Write the material out again exactly as it stands.

Figure data in JSON:
--

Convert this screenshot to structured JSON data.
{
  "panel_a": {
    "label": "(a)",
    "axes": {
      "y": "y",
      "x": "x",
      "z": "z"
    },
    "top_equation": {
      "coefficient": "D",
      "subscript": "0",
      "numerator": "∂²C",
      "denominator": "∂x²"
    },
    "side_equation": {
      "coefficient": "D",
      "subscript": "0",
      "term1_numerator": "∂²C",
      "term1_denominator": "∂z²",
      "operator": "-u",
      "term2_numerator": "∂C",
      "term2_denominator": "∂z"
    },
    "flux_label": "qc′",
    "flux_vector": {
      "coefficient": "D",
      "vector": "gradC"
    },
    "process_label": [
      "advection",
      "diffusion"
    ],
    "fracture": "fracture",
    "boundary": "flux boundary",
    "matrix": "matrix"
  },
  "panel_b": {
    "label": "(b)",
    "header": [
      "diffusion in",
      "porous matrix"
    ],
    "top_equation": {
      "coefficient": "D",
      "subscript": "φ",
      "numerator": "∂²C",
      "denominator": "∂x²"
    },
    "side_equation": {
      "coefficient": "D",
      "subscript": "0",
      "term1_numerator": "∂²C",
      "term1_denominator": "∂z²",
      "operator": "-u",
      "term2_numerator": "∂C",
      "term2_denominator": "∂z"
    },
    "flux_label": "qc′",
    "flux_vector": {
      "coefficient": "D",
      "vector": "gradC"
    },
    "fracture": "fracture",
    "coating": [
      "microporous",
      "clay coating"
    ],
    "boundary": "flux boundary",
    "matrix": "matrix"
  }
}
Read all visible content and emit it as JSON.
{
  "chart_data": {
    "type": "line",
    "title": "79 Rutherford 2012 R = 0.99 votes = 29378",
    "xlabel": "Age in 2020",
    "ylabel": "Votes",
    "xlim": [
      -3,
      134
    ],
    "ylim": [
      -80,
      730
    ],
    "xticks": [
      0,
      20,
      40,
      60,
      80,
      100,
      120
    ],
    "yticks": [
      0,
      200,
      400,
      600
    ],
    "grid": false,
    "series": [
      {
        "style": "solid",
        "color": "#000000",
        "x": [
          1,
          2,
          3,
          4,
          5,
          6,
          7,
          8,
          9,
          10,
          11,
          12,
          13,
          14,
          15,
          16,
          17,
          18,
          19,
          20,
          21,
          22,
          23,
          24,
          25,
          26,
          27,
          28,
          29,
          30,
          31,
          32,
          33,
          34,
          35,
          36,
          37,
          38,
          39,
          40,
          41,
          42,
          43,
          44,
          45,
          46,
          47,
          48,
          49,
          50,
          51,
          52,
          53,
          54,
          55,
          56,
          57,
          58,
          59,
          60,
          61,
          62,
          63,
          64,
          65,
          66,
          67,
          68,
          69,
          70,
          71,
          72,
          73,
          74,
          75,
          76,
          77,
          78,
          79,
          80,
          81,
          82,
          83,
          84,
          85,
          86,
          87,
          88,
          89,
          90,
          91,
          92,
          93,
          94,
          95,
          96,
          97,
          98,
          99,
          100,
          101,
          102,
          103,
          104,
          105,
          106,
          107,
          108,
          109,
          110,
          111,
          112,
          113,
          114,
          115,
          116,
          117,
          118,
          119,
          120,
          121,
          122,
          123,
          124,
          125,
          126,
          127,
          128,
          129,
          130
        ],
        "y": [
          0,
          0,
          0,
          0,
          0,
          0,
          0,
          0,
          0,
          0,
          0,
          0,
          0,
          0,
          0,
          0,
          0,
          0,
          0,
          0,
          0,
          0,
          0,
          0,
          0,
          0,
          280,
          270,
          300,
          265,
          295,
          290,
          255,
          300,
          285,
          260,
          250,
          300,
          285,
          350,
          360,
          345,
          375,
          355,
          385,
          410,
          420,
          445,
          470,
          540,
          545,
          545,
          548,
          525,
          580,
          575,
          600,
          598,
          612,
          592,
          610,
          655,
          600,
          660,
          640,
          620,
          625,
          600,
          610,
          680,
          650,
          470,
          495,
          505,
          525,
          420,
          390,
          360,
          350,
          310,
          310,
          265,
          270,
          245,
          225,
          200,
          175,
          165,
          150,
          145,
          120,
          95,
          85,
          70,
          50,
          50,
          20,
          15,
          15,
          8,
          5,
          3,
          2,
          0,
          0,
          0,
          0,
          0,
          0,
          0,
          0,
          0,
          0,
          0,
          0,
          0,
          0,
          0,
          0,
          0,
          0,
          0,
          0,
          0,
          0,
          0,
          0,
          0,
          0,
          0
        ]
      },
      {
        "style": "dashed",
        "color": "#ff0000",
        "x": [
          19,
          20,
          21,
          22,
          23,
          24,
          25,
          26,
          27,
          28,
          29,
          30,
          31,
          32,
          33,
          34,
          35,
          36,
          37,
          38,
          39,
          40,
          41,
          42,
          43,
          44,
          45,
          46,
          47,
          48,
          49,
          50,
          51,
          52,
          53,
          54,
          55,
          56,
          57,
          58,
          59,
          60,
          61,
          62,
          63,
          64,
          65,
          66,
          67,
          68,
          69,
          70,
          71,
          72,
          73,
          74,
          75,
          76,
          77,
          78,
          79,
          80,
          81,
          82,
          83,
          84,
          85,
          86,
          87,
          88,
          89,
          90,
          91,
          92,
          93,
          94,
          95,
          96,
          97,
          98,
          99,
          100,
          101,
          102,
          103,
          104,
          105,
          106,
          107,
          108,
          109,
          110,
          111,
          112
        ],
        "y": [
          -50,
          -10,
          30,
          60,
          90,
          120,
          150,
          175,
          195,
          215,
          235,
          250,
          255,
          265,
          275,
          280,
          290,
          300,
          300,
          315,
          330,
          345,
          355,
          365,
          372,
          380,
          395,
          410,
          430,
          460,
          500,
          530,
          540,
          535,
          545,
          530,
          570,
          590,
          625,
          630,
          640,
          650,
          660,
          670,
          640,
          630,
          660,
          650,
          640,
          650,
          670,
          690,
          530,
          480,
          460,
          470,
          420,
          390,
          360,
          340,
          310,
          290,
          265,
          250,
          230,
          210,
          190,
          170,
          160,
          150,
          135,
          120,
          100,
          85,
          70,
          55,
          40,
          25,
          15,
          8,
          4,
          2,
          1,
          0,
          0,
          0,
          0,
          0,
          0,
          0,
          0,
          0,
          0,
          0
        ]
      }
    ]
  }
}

--

__SOLUTION FOR THIS PROBLEM__.
Convert this screenshot to structured JSON data.
{
  "panel_a": {
    "label": "(a)",
    "axes": {
      "y": "y",
      "x": "x",
      "z": "z"
    },
    "top_equation": {
      "coefficient": "D",
      "subscript": "0",
      "numerator": "∂²C",
      "denominator": "∂x²"
    },
    "side_equation": {
      "coefficient": "D",
      "subscript": "0",
      "term1_numerator": "∂²C",
      "term1_denominator": "∂z²",
      "operator": "-u",
      "term2_numerator": "∂C",
      "term2_denominator": "∂z"
    },
    "flux_label": "qc′",
    "flux_vector": {
      "coefficient": "D",
      "vector": "gradC"
    },
    "process_label": [
      "advection",
      "diffusion"
    ],
    "fracture": "fracture",
    "boundary": "flux boundary",
    "matrix": "matrix"
  },
  "panel_b": {
    "label": "(b)",
    "header": [
      "diffusion in",
      "porous matrix"
    ],
    "top_equation": {
      "coefficient": "D",
      "subscript": "φ",
      "numerator": "∂²C",
      "denominator": "∂x²"
    },
    "side_equation": {
      "coefficient": "D",
      "subscript": "0",
      "term1_numerator": "∂²C",
      "term1_denominator": "∂z²",
      "operator": "-u",
      "term2_numerator": "∂C",
      "term2_denominator": "∂z"
    },
    "flux_label": "qc′",
    "flux_vector": {
      "coefficient": "D",
      "vector": "gradC"
    },
    "fracture": "fracture",
    "coating": [
      "microporous",
      "clay coating"
    ],
    "boundary": "flux boundary",
    "matrix": "matrix"
  }
}
Read all visible content and emit it as JSON.
{
  "chart_data": {
    "type": "line",
    "title": "79 Rutherford 2012 R = 0.99 votes = 29378",
    "xlabel": "Age in 2020",
    "ylabel": "Votes",
    "xlim": [
      -3,
      134
    ],
    "ylim": [
      -80,
      730
    ],
    "xticks": [
      0,
      20,
      40,
      60,
      80,
      100,
      120
    ],
    "yticks": [
      0,
      200,
      400,
      600
    ],
    "grid": false,
    "series": [
      {
        "style": "solid",
        "color": "#000000",
        "x": [
          1,
          2,
          3,
          4,
          5,
          6,
          7,
          8,
          9,
          10,
          11,
          12,
          13,
          14,
          15,
          16,
          17,
          18,
          19,
          20,
          21,
          22,
          23,
          24,
          25,
          26,
          27,
          28,
          29,
          30,
          31,
          32,
          33,
          34,
          35,
          36,
          37,
          38,
          39,
          40,
          41,
          42,
          43,
          44,
          45,
          46,
          47,
          48,
          49,
          50,
          51,
          52,
          53,
          54,
          55,
          56,
          57,
          58,
          59,
          60,
          61,
          62,
          63,
          64,
          65,
          66,
          67,
          68,
          69,
          70,
          71,
          72,
          73,
          74,
          75,
          76,
          77,
          78,
          79,
          80,
          81,
          82,
          83,
          84,
          85,
          86,
          87,
          88,
          89,
          90,
          91,
          92,
          93,
          94,
          95,
          96,
          97,
          98,
          99,
          100,
          101,
          102,
          103,
          104,
          105,
          106,
          107,
          108,
          109,
          110,
          111,
          112,
          113,
          114,
          115,
          116,
          117,
          118,
          119,
          120,
          121,
          122,
          123,
          124,
          125,
          126,
          127,
          128,
          129,
          130
        ],
        "y": [
          0,
          0,
          0,
          0,
          0,
          0,
          0,
          0,
          0,
          0,
          0,
          0,
          0,
          0,
          0,
          0,
          0,
          0,
          0,
          0,
          0,
          0,
          0,
          0,
          0,
          0,
          280,
          270,
          300,
          265,
          295,
          290,
          255,
          300,
          285,
          260,
          250,
          300,
          285,
          350,
          360,
          345,
          375,
          355,
          385,
          410,
          420,
          445,
          470,
          540,
          545,
          545,
          548,
          525,
          580,
          575,
          600,
          598,
          612,
          592,
          610,
          655,
          600,
          660,
          640,
          620,
          625,
          600,
          610,
          680,
          650,
          470,
          495,
          505,
          525,
          420,
          390,
          360,
          350,
          310,
          310,
          265,
          270,
          245,
          225,
          200,
          175,
          165,
          150,
          145,
          120,
          95,
          85,
          70,
          50,
          50,
          20,
          15,
          15,
          8,
          5,
          3,
          2,
          0,
          0,
          0,
          0,
          0,
          0,
          0,
          0,
          0,
          0,
          0,
          0,
          0,
          0,
          0,
          0,
          0,
          0,
          0,
          0,
          0,
          0,
          0,
          0,
          0,
          0,
          0
        ]
      },
      {
        "style": "dashed",
        "color": "#ff0000",
        "x": [
          19,
          20,
          21,
          22,
          23,
          24,
          25,
          26,
          27,
          28,
          29,
          30,
          31,
          32,
          33,
          34,
          35,
          36,
          37,
          38,
          39,
          40,
          41,
          42,
          43,
          44,
          45,
          46,
          47,
          48,
          49,
          50,
          51,
          52,
          53,
          54,
          55,
          56,
          57,
          58,
          59,
          60,
          61,
          62,
          63,
          64,
          65,
          66,
          67,
          68,
          69,
          70,
          71,
          72,
          73,
          74,
          75,
          76,
          77,
          78,
          79,
          80,
          81,
          82,
          83,
          84,
          85,
          86,
          87,
          88,
          89,
          90,
          91,
          92,
          93,
          94,
          95,
          96,
          97,
          98,
          99,
          100,
          101,
          102,
          103,
          104,
          105,
          106,
          107,
          108,
          109,
          110,
          111,
          112
        ],
        "y": [
          -50,
          -10,
          30,
          60,
          90,
          120,
          150,
          175,
          195,
          215,
          235,
          250,
          255,
          265,
          275,
          280,
          290,
          300,
          300,
          315,
          330,
          345,
          355,
          365,
          372,
          380,
          395,
          410,
          430,
          460,
          500,
          530,
          540,
          535,
          545,
          530,
          570,
          590,
          625,
          630,
          640,
          650,
          660,
          670,
          640,
          630,
          660,
          650,
          640,
          650,
          670,
          690,
          530,
          480,
          460,
          470,
          420,
          390,
          360,
          340,
          310,
          290,
          265,
          250,
          230,
          210,
          190,
          170,
          160,
          150,
          135,
          120,
          100,
          85,
          70,
          55,
          40,
          25,
          15,
          8,
          4,
          2,
          1,
          0,
          0,
          0,
          0,
          0,
          0,
          0,
          0,
          0,
          0,
          0
        ]
      }
    ]
  }
}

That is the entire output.